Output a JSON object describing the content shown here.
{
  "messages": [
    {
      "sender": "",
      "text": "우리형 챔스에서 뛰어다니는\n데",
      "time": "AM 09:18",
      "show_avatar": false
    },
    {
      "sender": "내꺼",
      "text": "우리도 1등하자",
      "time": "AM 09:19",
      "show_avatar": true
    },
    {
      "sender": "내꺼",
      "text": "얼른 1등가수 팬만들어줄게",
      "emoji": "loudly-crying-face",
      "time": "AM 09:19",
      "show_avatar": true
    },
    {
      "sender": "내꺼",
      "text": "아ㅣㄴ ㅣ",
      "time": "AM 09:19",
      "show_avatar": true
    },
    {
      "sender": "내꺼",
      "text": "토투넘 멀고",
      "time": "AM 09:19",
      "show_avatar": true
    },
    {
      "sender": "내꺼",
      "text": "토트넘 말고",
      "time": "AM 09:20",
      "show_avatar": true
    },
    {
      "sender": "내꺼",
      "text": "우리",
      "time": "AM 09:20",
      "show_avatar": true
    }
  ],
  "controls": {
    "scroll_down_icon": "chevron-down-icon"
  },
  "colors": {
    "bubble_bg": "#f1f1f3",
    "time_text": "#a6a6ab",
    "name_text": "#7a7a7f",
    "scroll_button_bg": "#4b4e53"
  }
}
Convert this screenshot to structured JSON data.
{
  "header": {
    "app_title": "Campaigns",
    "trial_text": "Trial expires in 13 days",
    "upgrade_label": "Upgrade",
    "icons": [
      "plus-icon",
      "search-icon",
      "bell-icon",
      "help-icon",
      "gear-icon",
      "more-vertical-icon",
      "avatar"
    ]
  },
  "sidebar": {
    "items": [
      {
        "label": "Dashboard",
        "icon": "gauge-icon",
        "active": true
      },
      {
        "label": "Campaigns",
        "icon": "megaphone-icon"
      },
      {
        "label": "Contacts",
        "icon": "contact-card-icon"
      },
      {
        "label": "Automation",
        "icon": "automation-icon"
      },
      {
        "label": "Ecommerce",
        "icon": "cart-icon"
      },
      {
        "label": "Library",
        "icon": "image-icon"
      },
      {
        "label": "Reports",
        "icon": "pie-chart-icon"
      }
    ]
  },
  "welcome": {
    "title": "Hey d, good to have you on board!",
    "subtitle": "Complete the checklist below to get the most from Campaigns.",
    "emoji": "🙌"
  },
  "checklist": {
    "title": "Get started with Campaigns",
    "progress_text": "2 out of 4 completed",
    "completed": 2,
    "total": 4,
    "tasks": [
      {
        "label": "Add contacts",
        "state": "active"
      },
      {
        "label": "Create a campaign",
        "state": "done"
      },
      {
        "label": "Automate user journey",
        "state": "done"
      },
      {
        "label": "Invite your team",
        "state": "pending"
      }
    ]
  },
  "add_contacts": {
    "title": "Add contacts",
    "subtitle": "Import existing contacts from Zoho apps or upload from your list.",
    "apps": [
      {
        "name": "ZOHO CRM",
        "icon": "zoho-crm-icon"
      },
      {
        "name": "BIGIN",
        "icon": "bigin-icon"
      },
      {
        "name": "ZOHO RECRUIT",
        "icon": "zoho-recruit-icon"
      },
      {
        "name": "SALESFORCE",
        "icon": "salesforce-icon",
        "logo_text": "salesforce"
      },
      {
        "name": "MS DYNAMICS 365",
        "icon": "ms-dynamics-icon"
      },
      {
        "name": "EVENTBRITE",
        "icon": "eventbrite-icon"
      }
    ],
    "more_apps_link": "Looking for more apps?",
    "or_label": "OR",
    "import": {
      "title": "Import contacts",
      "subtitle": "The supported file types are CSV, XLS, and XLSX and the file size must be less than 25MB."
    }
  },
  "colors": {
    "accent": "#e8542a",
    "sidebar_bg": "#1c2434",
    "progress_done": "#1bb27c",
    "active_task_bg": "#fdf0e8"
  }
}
........
Every entry above needs to be quoted exactly.

Output a JSON object describing the content shown here.
{
  "messages": [
    {
      "sender": "",
      "text": "우리형 챔스에서 뛰어다니는\n데",
      "time": "AM 09:18",
      "show_avatar": false
    },
    {
      "sender": "내꺼",
      "text": "우리도 1등하자",
      "time": "AM 09:19",
      "show_avatar": true
    },
    {
      "sender": "내꺼",
      "text": "얼른 1등가수 팬만들어줄게",
      "emoji": "loudly-crying-face",
      "time": "AM 09:19",
      "show_avatar": true
    },
    {
      "sender": "내꺼",
      "text": "아ㅣㄴ ㅣ",
      "time": "AM 09:19",
      "show_avatar": true
    },
    {
      "sender": "내꺼",
      "text": "토투넘 멀고",
      "time": "AM 09:19",
      "show_avatar": true
    },
    {
      "sender": "내꺼",
      "text": "토트넘 말고",
      "time": "AM 09:20",
      "show_avatar": true
    },
    {
      "sender": "내꺼",
      "text": "우리",
      "time": "AM 09:20",
      "show_avatar": true
    }
  ],
  "controls": {
    "scroll_down_icon": "chevron-down-icon"
  },
  "colors": {
    "bubble_bg": "#f1f1f3",
    "time_text": "#a6a6ab",
    "name_text": "#7a7a7f",
    "scroll_button_bg": "#4b4e53"
  }
}
Convert this screenshot to structured JSON data.
{
  "header": {
    "app_title": "Campaigns",
    "trial_text": "Trial expires in 13 days",
    "upgrade_label": "Upgrade",
    "icons": [
      "plus-icon",
      "search-icon",
      "bell-icon",
      "help-icon",
      "gear-icon",
      "more-vertical-icon",
      "avatar"
    ]
  },
  "sidebar": {
    "items": [
      {
        "label": "Dashboard",
        "icon": "gauge-icon",
        "active": true
      },
      {
        "label": "Campaigns",
        "icon": "megaphone-icon"
      },
      {
        "label": "Contacts",
        "icon": "contact-card-icon"
      },
      {
        "label": "Automation",
        "icon": "automation-icon"
      },
      {
        "label": "Ecommerce",
        "icon": "cart-icon"
      },
      {
        "label": "Library",
        "icon": "image-icon"
      },
      {
        "label": "Reports",
        "icon": "pie-chart-icon"
      }
    ]
  },
  "welcome": {
    "title": "Hey d, good to have you on board!",
    "subtitle": "Complete the checklist below to get the most from Campaigns.",
    "emoji": "🙌"
  },
  "checklist": {
    "title": "Get started with Campaigns",
    "progress_text": "2 out of 4 completed",
    "completed": 2,
    "total": 4,
    "tasks": [
      {
        "label": "Add contacts",
        "state": "active"
      },
      {
        "label": "Create a campaign",
        "state": "done"
      },
      {
        "label": "Automate user journey",
        "state": "done"
      },
      {
        "label": "Invite your team",
        "state": "pending"
      }
    ]
  },
  "add_contacts": {
    "title": "Add contacts",
    "subtitle": "Import existing contacts from Zoho apps or upload from your list.",
    "apps": [
      {
        "name": "ZOHO CRM",
        "icon": "zoho-crm-icon"
      },
      {
        "name": "BIGIN",
        "icon": "bigin-icon"
      },
      {
        "name": "ZOHO RECRUIT",
        "icon": "zoho-recruit-icon"
      },
      {
        "name": "SALESFORCE",
        "icon": "salesforce-icon",
        "logo_text": "salesforce"
      },
      {
        "name": "MS DYNAMICS 365",
        "icon": "ms-dynamics-icon"
      },
      {
        "name": "EVENTBRITE",
        "icon": "eventbrite-icon"
      }
    ],
    "more_apps_link": "Looking for more apps?",
    "or_label": "OR",
    "import": {
      "title": "Import contacts",
      "subtitle": "The supported file types are CSV, XLS, and XLSX and the file size must be less than 25MB."
    }
  },
  "colors": {
    "accent": "#e8542a",
    "sidebar_bg": "#1c2434",
    "progress_done": "#1bb27c",
    "active_task_bg": "#fdf0e8"
  }
}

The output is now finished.